## The task:
Answer with a single number: the count of lines that include the string "today".

-------- Supplied data --------

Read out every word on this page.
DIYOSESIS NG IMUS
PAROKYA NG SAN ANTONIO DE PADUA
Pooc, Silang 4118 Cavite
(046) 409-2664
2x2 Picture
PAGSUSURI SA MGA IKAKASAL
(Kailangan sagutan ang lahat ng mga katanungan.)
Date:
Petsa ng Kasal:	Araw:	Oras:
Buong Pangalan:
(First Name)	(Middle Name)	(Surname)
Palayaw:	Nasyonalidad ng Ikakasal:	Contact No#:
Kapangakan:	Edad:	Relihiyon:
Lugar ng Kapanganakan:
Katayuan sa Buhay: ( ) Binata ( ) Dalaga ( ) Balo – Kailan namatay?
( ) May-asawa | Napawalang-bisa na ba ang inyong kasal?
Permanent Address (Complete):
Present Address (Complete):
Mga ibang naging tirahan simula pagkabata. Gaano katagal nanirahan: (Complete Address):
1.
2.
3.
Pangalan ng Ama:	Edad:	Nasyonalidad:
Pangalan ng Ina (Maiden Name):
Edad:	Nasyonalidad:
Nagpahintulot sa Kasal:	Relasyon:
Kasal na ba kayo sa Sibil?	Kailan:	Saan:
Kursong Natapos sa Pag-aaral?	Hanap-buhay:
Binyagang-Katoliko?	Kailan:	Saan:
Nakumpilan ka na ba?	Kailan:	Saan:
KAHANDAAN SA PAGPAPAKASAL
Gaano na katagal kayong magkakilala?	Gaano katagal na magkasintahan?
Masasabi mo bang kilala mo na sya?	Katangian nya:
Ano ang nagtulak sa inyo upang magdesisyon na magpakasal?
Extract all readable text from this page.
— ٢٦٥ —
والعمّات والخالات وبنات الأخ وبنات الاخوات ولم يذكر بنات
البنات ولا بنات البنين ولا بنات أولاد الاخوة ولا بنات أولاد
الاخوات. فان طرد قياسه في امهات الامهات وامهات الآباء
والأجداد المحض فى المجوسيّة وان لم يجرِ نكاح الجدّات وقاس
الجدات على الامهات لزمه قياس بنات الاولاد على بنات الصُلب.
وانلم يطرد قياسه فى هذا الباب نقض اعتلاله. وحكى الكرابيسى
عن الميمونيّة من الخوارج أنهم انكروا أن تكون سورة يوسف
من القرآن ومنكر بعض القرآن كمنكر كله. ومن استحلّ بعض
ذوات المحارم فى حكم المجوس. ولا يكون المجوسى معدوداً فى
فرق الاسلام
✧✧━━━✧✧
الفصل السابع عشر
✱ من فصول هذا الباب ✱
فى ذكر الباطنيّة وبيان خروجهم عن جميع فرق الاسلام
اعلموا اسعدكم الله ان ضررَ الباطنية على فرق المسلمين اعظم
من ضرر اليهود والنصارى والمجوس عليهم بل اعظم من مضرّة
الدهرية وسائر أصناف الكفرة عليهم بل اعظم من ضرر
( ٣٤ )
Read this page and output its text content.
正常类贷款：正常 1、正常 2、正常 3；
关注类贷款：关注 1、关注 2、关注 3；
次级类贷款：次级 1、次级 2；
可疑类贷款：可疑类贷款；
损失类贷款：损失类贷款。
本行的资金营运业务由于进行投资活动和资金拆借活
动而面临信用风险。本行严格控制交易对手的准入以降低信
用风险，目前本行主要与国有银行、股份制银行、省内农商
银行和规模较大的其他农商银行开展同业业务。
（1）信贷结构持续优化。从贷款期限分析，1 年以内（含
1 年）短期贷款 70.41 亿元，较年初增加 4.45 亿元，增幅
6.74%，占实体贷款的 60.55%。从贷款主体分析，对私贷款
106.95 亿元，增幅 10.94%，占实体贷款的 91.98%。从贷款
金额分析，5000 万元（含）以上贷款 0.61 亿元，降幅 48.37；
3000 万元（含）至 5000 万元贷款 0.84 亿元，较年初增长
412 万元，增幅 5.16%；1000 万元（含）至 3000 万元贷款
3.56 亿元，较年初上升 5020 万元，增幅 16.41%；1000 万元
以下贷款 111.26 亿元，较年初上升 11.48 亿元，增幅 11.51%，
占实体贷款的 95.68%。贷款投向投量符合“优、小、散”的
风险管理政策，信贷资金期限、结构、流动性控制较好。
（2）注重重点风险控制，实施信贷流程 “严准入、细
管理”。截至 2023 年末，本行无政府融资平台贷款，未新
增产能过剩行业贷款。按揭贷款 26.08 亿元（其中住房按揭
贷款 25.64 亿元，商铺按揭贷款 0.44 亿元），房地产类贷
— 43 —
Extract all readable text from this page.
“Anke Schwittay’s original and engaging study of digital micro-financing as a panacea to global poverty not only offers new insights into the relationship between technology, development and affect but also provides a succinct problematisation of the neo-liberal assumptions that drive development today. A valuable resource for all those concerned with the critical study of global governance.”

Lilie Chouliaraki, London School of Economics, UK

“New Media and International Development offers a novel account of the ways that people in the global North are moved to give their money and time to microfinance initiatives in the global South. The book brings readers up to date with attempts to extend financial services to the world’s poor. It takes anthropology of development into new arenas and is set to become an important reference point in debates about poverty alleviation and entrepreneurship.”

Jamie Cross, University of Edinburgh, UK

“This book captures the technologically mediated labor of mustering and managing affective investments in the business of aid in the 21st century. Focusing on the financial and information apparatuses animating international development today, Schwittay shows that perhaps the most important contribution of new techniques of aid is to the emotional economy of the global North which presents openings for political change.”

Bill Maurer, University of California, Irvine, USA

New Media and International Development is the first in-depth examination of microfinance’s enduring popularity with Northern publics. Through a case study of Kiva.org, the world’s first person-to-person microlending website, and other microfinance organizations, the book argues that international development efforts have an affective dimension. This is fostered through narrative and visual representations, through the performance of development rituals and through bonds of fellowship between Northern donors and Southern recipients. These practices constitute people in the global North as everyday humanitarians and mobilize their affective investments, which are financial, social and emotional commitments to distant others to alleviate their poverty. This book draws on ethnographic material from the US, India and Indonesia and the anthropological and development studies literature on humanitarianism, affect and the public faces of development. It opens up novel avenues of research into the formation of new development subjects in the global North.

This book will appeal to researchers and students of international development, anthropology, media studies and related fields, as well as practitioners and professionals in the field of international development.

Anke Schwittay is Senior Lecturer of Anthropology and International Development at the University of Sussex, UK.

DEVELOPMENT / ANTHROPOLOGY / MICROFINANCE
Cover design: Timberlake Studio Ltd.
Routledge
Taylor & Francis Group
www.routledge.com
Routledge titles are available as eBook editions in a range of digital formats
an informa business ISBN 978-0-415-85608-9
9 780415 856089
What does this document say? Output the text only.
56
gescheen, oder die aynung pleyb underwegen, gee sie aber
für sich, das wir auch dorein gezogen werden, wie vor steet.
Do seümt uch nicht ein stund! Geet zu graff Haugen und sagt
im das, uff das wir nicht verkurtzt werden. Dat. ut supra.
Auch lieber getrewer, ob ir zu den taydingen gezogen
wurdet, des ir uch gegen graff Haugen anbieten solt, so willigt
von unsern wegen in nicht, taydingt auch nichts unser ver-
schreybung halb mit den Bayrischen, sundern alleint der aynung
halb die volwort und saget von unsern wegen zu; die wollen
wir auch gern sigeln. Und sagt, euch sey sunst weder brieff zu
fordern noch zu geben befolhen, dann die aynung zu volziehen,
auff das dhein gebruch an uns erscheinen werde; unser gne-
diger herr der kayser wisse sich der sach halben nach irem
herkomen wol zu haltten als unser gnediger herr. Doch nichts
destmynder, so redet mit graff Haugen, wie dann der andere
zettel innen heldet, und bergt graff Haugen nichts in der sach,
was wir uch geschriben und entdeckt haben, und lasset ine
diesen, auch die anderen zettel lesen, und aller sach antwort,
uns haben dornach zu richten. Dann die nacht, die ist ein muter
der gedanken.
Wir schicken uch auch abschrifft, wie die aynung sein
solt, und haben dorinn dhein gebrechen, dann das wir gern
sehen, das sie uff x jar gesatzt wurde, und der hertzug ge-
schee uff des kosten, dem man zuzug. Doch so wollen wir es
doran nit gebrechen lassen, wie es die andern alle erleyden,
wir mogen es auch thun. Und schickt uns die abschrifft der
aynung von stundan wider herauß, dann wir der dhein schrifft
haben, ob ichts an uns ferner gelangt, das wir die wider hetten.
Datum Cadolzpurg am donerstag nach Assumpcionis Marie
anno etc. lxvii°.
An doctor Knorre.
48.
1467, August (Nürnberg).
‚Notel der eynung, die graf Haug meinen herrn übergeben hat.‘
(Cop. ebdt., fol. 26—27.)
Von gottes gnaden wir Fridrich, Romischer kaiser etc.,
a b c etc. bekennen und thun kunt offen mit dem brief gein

--------

## Response to this task:
2